» AIM OF THE TASK
Rewrite the records below, replacing "drone-icon" with "uav-icon" everywhere and changing nothing else. Leave out the pictures.
►
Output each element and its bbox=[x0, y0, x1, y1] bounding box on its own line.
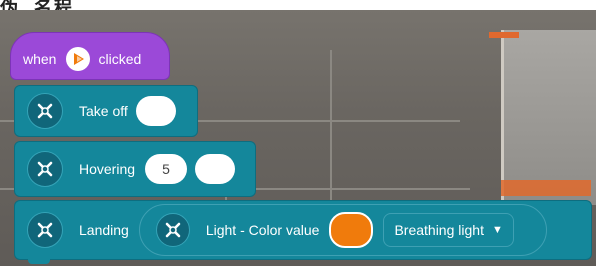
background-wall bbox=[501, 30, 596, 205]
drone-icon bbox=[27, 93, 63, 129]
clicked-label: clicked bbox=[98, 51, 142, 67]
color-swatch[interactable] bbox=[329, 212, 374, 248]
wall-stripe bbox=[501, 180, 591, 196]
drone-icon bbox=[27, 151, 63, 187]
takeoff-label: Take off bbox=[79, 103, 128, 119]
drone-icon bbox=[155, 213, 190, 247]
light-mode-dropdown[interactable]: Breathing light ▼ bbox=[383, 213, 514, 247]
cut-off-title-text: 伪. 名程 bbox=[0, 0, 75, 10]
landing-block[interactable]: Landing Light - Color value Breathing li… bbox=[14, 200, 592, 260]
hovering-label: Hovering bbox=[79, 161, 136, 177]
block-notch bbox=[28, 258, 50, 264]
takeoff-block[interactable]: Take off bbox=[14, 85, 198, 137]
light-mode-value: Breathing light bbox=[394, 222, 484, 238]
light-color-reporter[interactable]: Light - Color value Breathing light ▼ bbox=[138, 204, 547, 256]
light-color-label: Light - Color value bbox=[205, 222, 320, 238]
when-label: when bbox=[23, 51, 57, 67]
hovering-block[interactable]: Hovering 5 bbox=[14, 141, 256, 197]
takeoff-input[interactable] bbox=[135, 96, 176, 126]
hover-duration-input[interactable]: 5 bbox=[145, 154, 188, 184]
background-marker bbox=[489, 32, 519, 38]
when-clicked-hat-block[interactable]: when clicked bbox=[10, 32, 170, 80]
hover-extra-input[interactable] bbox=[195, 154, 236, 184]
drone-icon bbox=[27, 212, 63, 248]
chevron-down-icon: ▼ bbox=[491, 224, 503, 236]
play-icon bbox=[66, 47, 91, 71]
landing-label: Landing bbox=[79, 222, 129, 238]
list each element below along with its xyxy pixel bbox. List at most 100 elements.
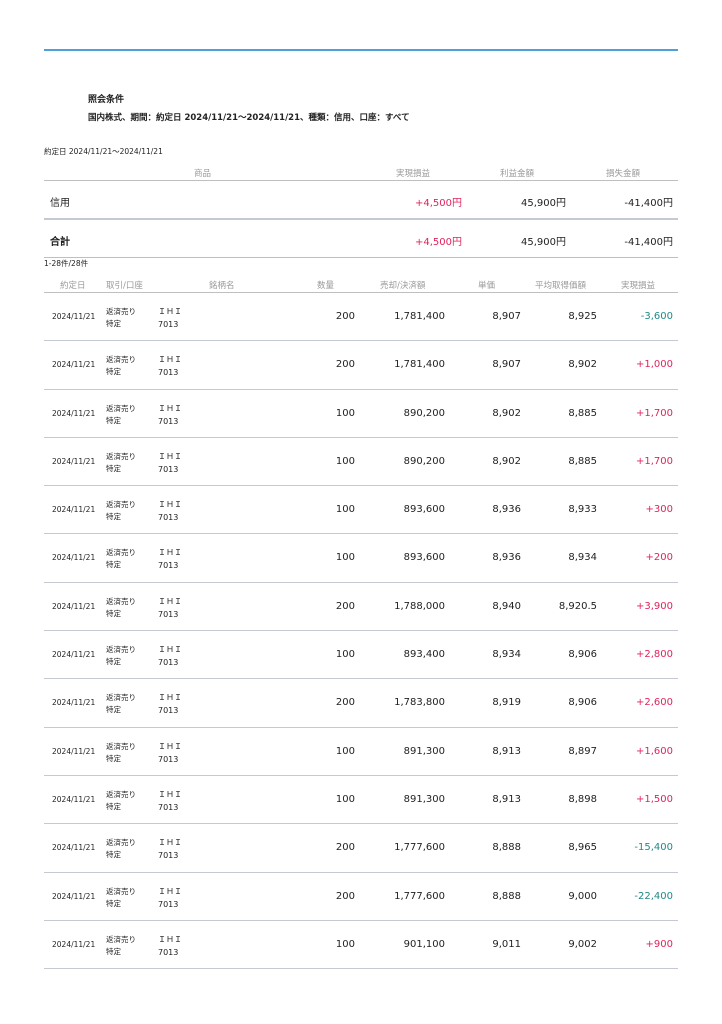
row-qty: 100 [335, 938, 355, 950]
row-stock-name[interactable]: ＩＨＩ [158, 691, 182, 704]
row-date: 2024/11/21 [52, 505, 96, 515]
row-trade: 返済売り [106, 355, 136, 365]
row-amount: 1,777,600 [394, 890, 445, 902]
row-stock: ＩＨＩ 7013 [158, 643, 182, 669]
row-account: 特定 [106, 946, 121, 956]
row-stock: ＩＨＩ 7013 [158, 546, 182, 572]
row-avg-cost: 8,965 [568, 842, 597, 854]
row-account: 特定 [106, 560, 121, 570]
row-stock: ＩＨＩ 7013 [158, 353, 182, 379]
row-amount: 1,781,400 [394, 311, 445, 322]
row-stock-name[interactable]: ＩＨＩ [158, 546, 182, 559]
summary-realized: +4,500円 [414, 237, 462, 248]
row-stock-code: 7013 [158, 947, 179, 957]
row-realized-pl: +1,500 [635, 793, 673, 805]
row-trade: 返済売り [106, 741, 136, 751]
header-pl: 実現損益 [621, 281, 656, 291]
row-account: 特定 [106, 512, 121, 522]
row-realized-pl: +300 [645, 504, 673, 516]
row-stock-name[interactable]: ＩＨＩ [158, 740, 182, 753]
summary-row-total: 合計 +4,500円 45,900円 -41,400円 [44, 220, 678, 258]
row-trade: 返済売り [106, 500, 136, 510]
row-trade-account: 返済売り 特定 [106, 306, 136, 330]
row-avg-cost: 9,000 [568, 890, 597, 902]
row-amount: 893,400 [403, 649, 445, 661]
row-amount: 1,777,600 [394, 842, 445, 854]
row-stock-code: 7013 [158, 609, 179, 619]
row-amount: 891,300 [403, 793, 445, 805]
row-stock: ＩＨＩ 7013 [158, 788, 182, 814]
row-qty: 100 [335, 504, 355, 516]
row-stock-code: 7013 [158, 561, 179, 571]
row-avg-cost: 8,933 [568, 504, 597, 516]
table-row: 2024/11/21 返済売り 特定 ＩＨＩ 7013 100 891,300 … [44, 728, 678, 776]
◄
» RESULT
Output each element and its bbox=[x0, y0, x1, y1] bounding box on its own line.
background-wall bbox=[501, 30, 596, 205]
uav-icon bbox=[27, 93, 63, 129]
clicked-label: clicked bbox=[98, 51, 142, 67]
color-swatch[interactable] bbox=[329, 212, 374, 248]
wall-stripe bbox=[501, 180, 591, 196]
uav-icon bbox=[27, 151, 63, 187]
takeoff-label: Take off bbox=[79, 103, 128, 119]
uav-icon bbox=[155, 213, 190, 247]
light-mode-dropdown[interactable]: Breathing light ▼ bbox=[383, 213, 514, 247]
cut-off-title-text: 伪. 名程 bbox=[0, 0, 75, 10]
landing-block[interactable]: Landing Light - Color value Breathing li… bbox=[14, 200, 592, 260]
hovering-label: Hovering bbox=[79, 161, 136, 177]
block-notch bbox=[28, 258, 50, 264]
takeoff-block[interactable]: Take off bbox=[14, 85, 198, 137]
light-mode-value: Breathing light bbox=[394, 222, 484, 238]
light-color-reporter[interactable]: Light - Color value Breathing light ▼ bbox=[138, 204, 547, 256]
light-color-label: Light - Color value bbox=[205, 222, 320, 238]
when-label: when bbox=[23, 51, 57, 67]
hovering-block[interactable]: Hovering 5 bbox=[14, 141, 256, 197]
takeoff-input[interactable] bbox=[135, 96, 176, 126]
hover-duration-input[interactable]: 5 bbox=[145, 154, 188, 184]
background-marker bbox=[489, 32, 519, 38]
when-clicked-hat-block[interactable]: when clicked bbox=[10, 32, 170, 80]
hover-extra-input[interactable] bbox=[195, 154, 236, 184]
uav-icon bbox=[27, 212, 63, 248]
chevron-down-icon: ▼ bbox=[491, 224, 503, 236]
play-icon bbox=[66, 47, 91, 71]
landing-label: Landing bbox=[79, 222, 129, 238]
list each element below along with its xyxy pixel bbox. List at most 100 elements.
row-qty: 100 [335, 938, 355, 950]
row-stock-name[interactable]: ＩＨＩ [158, 691, 182, 704]
row-date: 2024/11/21 [52, 505, 96, 515]
row-trade: 返済売り [106, 355, 136, 365]
row-amount: 1,777,600 [394, 890, 445, 902]
row-stock: ＩＨＩ 7013 [158, 643, 182, 669]
row-account: 特定 [106, 946, 121, 956]
row-stock: ＩＨＩ 7013 [158, 546, 182, 572]
row-avg-cost: 8,965 [568, 842, 597, 854]
row-account: 特定 [106, 560, 121, 570]
row-stock: ＩＨＩ 7013 [158, 353, 182, 379]
row-amount: 1,781,400 [394, 311, 445, 322]
row-stock-name[interactable]: ＩＨＩ [158, 546, 182, 559]
summary-realized: +4,500円 [414, 237, 462, 248]
row-stock-code: 7013 [158, 947, 179, 957]
row-realized-pl: +1,500 [635, 793, 673, 805]
row-trade: 返済売り [106, 741, 136, 751]
header-pl: 実現損益 [621, 281, 656, 291]
row-account: 特定 [106, 512, 121, 522]
row-realized-pl: +300 [645, 504, 673, 516]
row-stock-name[interactable]: ＩＨＩ [158, 740, 182, 753]
summary-row-total: 合計 +4,500円 45,900円 -41,400円 [44, 220, 678, 258]
row-trade: 返済売り [106, 500, 136, 510]
row-trade-account: 返済売り 特定 [106, 306, 136, 330]
row-avg-cost: 9,000 [568, 890, 597, 902]
row-amount: 893,400 [403, 649, 445, 661]
row-amount: 1,777,600 [394, 842, 445, 854]
row-stock-code: 7013 [158, 609, 179, 619]
row-amount: 891,300 [403, 793, 445, 805]
row-stock: ＩＨＩ 7013 [158, 788, 182, 814]
row-qty: 100 [335, 504, 355, 516]
row-stock-code: 7013 [158, 561, 179, 571]
row-avg-cost: 8,933 [568, 504, 597, 516]
table-row: 2024/11/21 返済売り 特定 ＩＨＩ 7013 100 891,300 … [44, 728, 678, 776]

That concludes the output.